(Given task) Write out every line of the material below word for word, leaving out the pictures.

(Records)
----
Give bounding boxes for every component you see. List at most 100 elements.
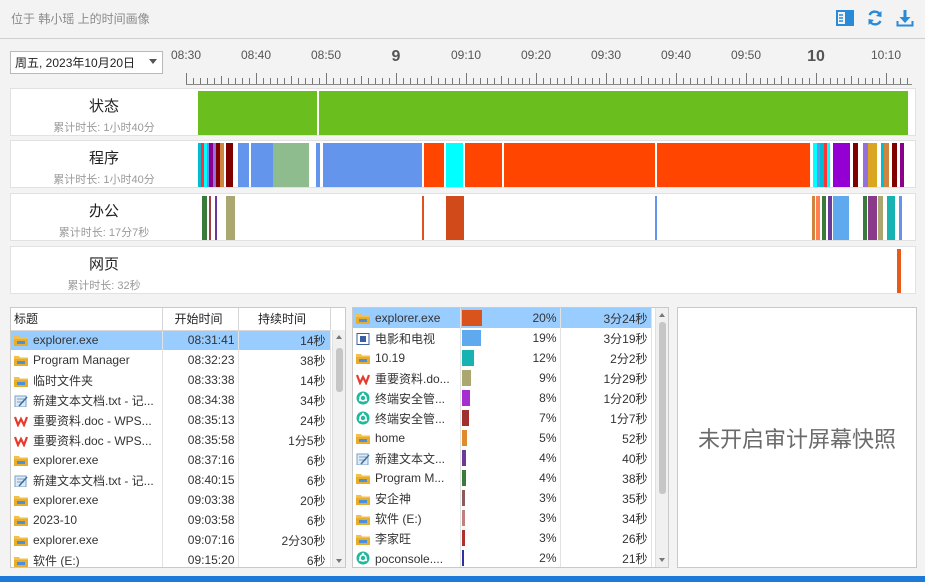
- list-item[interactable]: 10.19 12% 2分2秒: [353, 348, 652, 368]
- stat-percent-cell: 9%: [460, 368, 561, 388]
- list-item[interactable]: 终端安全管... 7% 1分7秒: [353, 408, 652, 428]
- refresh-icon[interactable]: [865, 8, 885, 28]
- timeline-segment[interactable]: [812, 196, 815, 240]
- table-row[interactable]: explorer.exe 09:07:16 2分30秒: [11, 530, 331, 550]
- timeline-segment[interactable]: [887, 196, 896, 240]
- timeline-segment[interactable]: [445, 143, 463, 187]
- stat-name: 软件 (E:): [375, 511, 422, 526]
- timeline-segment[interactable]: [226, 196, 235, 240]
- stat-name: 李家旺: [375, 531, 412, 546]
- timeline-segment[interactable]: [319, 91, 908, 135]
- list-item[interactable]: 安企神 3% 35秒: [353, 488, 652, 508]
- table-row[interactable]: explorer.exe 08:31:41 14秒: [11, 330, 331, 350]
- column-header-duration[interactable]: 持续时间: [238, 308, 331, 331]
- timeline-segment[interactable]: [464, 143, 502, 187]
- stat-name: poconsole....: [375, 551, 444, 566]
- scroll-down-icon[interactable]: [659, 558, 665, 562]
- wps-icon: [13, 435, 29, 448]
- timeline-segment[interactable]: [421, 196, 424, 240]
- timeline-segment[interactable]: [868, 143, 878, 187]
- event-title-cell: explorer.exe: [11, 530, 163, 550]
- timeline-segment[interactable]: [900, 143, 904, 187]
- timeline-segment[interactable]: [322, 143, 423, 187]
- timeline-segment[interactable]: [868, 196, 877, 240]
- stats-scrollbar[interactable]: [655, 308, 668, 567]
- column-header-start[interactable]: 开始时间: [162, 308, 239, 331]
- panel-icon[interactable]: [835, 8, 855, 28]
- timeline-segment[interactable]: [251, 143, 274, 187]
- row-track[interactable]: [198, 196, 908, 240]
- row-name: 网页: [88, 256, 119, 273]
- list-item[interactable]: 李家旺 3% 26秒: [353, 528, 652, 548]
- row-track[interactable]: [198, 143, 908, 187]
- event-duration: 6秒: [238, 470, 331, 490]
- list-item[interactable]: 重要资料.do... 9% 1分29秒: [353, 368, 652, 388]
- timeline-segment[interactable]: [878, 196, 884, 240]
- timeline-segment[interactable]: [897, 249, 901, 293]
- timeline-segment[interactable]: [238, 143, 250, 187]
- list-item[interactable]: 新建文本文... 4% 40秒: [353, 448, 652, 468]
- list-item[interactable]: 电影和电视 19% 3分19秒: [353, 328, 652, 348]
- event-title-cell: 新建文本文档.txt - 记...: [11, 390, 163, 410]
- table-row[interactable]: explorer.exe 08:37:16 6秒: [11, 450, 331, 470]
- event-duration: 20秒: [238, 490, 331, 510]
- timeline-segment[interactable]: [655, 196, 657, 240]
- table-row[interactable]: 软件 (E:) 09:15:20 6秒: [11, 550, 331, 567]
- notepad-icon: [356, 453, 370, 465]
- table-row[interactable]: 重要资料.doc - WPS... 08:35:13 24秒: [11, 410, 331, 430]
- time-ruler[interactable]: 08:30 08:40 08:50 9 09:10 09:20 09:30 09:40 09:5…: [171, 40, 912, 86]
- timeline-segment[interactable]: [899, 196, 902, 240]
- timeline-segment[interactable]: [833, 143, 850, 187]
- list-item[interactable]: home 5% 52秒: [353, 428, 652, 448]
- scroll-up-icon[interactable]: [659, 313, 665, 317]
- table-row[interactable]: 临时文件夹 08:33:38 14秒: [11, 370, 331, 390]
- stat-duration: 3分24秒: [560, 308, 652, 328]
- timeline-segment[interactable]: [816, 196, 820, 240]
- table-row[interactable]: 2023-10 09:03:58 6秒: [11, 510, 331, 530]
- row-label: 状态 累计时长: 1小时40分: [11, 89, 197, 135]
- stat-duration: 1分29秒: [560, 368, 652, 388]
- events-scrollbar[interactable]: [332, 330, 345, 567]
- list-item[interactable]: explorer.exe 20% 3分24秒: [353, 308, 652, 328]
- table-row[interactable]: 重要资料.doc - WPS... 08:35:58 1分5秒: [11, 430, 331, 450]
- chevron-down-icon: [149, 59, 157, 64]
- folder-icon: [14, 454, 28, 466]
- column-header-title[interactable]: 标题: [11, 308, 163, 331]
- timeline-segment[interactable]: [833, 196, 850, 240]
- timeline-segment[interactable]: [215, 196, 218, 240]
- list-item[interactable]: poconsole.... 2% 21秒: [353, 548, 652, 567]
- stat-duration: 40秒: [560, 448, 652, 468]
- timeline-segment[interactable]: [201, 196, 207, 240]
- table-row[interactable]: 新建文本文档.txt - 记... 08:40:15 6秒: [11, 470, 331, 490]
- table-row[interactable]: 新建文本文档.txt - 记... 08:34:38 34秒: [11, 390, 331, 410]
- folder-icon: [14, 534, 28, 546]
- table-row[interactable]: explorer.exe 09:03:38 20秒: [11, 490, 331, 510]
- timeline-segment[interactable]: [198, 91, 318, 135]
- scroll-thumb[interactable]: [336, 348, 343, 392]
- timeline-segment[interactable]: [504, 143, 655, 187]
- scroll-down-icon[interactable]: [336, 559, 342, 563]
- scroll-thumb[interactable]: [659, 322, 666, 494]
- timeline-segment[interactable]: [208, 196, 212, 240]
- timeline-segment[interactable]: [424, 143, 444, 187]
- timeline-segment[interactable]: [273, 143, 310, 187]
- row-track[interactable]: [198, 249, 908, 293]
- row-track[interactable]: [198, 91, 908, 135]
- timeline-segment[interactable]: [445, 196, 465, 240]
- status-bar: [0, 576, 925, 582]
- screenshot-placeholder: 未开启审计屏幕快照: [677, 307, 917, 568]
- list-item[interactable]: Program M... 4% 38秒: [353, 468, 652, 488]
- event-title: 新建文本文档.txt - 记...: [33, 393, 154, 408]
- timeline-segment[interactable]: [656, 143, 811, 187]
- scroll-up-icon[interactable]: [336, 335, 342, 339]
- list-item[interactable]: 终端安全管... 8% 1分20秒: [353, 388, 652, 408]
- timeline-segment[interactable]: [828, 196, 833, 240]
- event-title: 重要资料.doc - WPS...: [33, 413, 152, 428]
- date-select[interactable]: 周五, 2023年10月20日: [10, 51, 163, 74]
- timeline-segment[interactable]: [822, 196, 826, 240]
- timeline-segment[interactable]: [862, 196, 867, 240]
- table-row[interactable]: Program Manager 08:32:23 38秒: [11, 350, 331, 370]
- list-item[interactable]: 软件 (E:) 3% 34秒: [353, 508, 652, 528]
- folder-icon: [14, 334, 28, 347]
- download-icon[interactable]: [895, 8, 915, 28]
----
(Expected output)
Give bounding boxes for every component you see. List at most 100 elements.
- list-item[interactable]: 10.19 12% 2分2秒: [353, 348, 652, 368]
- stat-percent-cell: 9%: [460, 368, 561, 388]
- list-item[interactable]: 终端安全管... 7% 1分7秒: [353, 408, 652, 428]
- refresh-icon[interactable]: [865, 8, 885, 28]
- timeline-segment[interactable]: [812, 196, 815, 240]
- table-row[interactable]: explorer.exe 09:07:16 2分30秒: [11, 530, 331, 550]
- timeline-segment[interactable]: [887, 196, 896, 240]
- timeline-segment[interactable]: [445, 143, 463, 187]
- stat-name: 软件 (E:): [375, 511, 422, 526]
- timeline-segment[interactable]: [226, 196, 235, 240]
- stat-name: 李家旺: [375, 531, 412, 546]
- timeline-segment[interactable]: [319, 91, 908, 135]
- list-item[interactable]: 安企神 3% 35秒: [353, 488, 652, 508]
- table-row[interactable]: explorer.exe 08:31:41 14秒: [11, 330, 331, 350]
- column-header-duration[interactable]: 持续时间: [238, 308, 331, 331]
- timeline-segment[interactable]: [464, 143, 502, 187]
- stat-name: poconsole....: [375, 551, 444, 566]
- scroll-down-icon[interactable]: [659, 558, 665, 562]
- wps-icon: [13, 435, 29, 448]
- timeline-segment[interactable]: [421, 196, 424, 240]
- timeline-segment[interactable]: [868, 143, 878, 187]
- event-title-cell: explorer.exe: [11, 530, 163, 550]
- timeline-segment[interactable]: [900, 143, 904, 187]
- timeline-segment[interactable]: [322, 143, 423, 187]
- timeline-segment[interactable]: [868, 196, 877, 240]
- stats-scrollbar[interactable]: [655, 308, 668, 567]
- column-header-start[interactable]: 开始时间: [162, 308, 239, 331]
- panel-icon[interactable]: [835, 8, 855, 28]
- timeline-segment[interactable]: [251, 143, 274, 187]
- row-track[interactable]: [198, 196, 908, 240]
- row-name: 网页: [88, 256, 119, 273]
- list-item[interactable]: 李家旺 3% 26秒: [353, 528, 652, 548]
- row-track[interactable]: [198, 143, 908, 187]
- event-duration: 6秒: [238, 470, 331, 490]
- list-item[interactable]: 重要资料.do... 9% 1分29秒: [353, 368, 652, 388]
- timeline-segment[interactable]: [878, 196, 884, 240]
- timeline-segment[interactable]: [897, 249, 901, 293]
- timeline-segment[interactable]: [238, 143, 250, 187]
- list-item[interactable]: 新建文本文... 4% 40秒: [353, 448, 652, 468]
- list-item[interactable]: 电影和电视 19% 3分19秒: [353, 328, 652, 348]
- event-title-cell: 新建文本文档.txt - 记...: [11, 390, 163, 410]
- table-row[interactable]: explorer.exe 08:37:16 6秒: [11, 450, 331, 470]
- event-duration: 20秒: [238, 490, 331, 510]
- timeline-segment[interactable]: [655, 196, 657, 240]
- table-row[interactable]: 软件 (E:) 09:15:20 6秒: [11, 550, 331, 567]
- notepad-icon: [356, 453, 370, 465]
- table-row[interactable]: 重要资料.doc - WPS... 08:35:13 24秒: [11, 410, 331, 430]
- time-ruler[interactable]: 08:30 08:40 08:50 9 09:10 09:20 09:30 09:40 09:5…: [171, 40, 912, 86]
- timeline-segment[interactable]: [899, 196, 902, 240]
- timeline-segment[interactable]: [833, 143, 850, 187]
- list-item[interactable]: home 5% 52秒: [353, 428, 652, 448]
- scroll-up-icon[interactable]: [659, 313, 665, 317]
- table-row[interactable]: 临时文件夹 08:33:38 14秒: [11, 370, 331, 390]
- stat-duration: 3分24秒: [560, 308, 652, 328]
- timeline-segment[interactable]: [816, 196, 820, 240]
- table-row[interactable]: 2023-10 09:03:58 6秒: [11, 510, 331, 530]
- row-label: 状态 累计时长: 1小时40分: [11, 89, 197, 135]
- stat-duration: 1分29秒: [560, 368, 652, 388]
- events-scrollbar[interactable]: [332, 330, 345, 567]
- list-item[interactable]: explorer.exe 20% 3分24秒: [353, 308, 652, 328]
- table-row[interactable]: 重要资料.doc - WPS... 08:35:58 1分5秒: [11, 430, 331, 450]
- chevron-down-icon: [149, 59, 157, 64]
- folder-icon: [14, 454, 28, 466]
- column-header-title[interactable]: 标题: [11, 308, 163, 331]
- timeline-segment[interactable]: [833, 196, 850, 240]
- timeline-segment[interactable]: [215, 196, 218, 240]
- list-item[interactable]: poconsole.... 2% 21秒: [353, 548, 652, 567]
- stat-duration: 40秒: [560, 448, 652, 468]
- timeline-segment[interactable]: [201, 196, 207, 240]
- table-row[interactable]: 新建文本文档.txt - 记... 08:40:15 6秒: [11, 470, 331, 490]
- table-row[interactable]: 新建文本文档.txt - 记... 08:34:38 34秒: [11, 390, 331, 410]
- folder-icon: [14, 534, 28, 546]
- table-row[interactable]: explorer.exe 09:03:38 20秒: [11, 490, 331, 510]
- timeline-segment[interactable]: [198, 91, 318, 135]
- scroll-thumb[interactable]: [336, 348, 343, 392]
- timeline-segment[interactable]: [504, 143, 655, 187]
- scroll-down-icon[interactable]: [336, 559, 342, 563]
- scroll-thumb[interactable]: [659, 322, 666, 494]
- timeline-segment[interactable]: [208, 196, 212, 240]
- timeline-segment[interactable]: [424, 143, 444, 187]
- timeline-segment[interactable]: [273, 143, 310, 187]
- row-track[interactable]: [198, 249, 908, 293]
- row-track[interactable]: [198, 91, 908, 135]
- timeline-segment[interactable]: [445, 196, 465, 240]
- status-bar: [0, 576, 925, 582]
- screenshot-placeholder: 未开启审计屏幕快照: [677, 307, 917, 568]
- list-item[interactable]: Program M... 4% 38秒: [353, 468, 652, 488]
- event-title: 新建文本文档.txt - 记...: [33, 393, 154, 408]
- timeline-segment[interactable]: [656, 143, 811, 187]
- scroll-up-icon[interactable]: [336, 335, 342, 339]
- list-item[interactable]: 终端安全管... 8% 1分20秒: [353, 388, 652, 408]
- timeline-segment[interactable]: [828, 196, 833, 240]
- event-title: 重要资料.doc - WPS...: [33, 413, 152, 428]
- date-select[interactable]: 周五, 2023年10月20日: [10, 51, 163, 74]
- timeline-segment[interactable]: [822, 196, 826, 240]
- timeline-segment[interactable]: [862, 196, 867, 240]
- table-row[interactable]: Program Manager 08:32:23 38秒: [11, 350, 331, 370]
- list-item[interactable]: 软件 (E:) 3% 34秒: [353, 508, 652, 528]
- folder-icon: [14, 334, 28, 347]
- download-icon[interactable]: [895, 8, 915, 28]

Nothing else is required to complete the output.